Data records
%%

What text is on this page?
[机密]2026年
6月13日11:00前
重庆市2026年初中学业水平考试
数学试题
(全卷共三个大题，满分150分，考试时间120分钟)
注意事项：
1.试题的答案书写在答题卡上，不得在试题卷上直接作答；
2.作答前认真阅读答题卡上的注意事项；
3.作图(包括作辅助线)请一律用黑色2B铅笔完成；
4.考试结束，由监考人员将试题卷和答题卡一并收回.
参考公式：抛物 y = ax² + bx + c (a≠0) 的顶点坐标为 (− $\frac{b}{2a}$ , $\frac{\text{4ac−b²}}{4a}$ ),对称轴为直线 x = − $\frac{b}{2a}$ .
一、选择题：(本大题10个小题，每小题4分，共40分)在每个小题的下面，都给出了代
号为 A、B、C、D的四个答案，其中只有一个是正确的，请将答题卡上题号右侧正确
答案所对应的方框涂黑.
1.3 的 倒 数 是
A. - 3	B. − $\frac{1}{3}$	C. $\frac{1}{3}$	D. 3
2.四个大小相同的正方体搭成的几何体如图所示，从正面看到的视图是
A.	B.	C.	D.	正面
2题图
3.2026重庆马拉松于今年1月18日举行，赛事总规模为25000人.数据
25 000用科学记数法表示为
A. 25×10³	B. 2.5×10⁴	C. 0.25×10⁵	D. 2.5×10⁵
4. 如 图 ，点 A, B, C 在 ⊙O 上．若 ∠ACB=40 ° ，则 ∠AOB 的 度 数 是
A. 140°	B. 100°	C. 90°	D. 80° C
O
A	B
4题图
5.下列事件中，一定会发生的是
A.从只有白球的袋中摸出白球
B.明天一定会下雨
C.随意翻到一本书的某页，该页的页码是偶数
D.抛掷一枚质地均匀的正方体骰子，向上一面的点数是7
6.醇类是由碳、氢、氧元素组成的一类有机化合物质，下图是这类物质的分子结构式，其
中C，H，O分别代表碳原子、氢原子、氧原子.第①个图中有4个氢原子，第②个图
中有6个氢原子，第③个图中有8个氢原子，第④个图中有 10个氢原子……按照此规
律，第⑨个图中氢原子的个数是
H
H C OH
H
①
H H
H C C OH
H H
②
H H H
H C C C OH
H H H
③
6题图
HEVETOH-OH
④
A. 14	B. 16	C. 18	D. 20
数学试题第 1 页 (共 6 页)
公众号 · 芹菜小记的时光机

%%

PROBLEM REQUIREMENTS: From the listing above, copy every line that includes the word "frac".

TASK OUTPUT:
参考公式：抛物 y = ax² + bx + c (a≠0) 的顶点坐标为 (− $\frac{b}{2a}$ , $\frac{\text{4ac−b²}}{4a}$ ),对称轴为直线 x = − $\frac{b}{2a}$ .
A. - 3	B. − $\frac{1}{3}$	C. $\frac{1}{3}$	D. 3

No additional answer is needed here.